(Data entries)
══════════════════════════════

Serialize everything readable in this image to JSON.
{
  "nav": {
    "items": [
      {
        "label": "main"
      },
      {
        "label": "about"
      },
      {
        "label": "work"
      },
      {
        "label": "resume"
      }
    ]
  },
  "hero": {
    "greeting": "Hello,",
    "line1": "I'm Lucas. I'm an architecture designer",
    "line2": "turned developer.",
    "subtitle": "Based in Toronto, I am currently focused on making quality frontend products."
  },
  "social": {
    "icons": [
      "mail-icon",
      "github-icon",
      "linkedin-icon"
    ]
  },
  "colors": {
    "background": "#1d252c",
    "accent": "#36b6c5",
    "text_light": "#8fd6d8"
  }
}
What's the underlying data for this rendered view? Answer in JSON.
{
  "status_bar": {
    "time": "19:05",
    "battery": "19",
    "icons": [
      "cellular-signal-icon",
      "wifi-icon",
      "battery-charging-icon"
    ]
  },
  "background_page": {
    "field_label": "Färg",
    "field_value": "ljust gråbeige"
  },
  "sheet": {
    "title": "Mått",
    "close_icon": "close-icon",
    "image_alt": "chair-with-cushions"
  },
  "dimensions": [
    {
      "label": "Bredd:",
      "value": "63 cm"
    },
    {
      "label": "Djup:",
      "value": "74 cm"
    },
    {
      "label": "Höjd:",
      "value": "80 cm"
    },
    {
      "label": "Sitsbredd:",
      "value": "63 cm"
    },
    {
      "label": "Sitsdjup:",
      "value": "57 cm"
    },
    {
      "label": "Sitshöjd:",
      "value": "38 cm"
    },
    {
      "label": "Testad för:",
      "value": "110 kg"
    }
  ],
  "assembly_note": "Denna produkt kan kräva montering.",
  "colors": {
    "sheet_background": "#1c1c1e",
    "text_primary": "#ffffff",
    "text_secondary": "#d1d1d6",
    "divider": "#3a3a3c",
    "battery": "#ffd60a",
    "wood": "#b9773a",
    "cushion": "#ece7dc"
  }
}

══════════════════════════════

• [CHALLENGE] Search the lines above for the string "this" and copy each line that has it.

• [EXERCISE RESULT]
Serialize everything readable in this image to JSON.
What's the underlying data for this rendered view? Answer in JSON.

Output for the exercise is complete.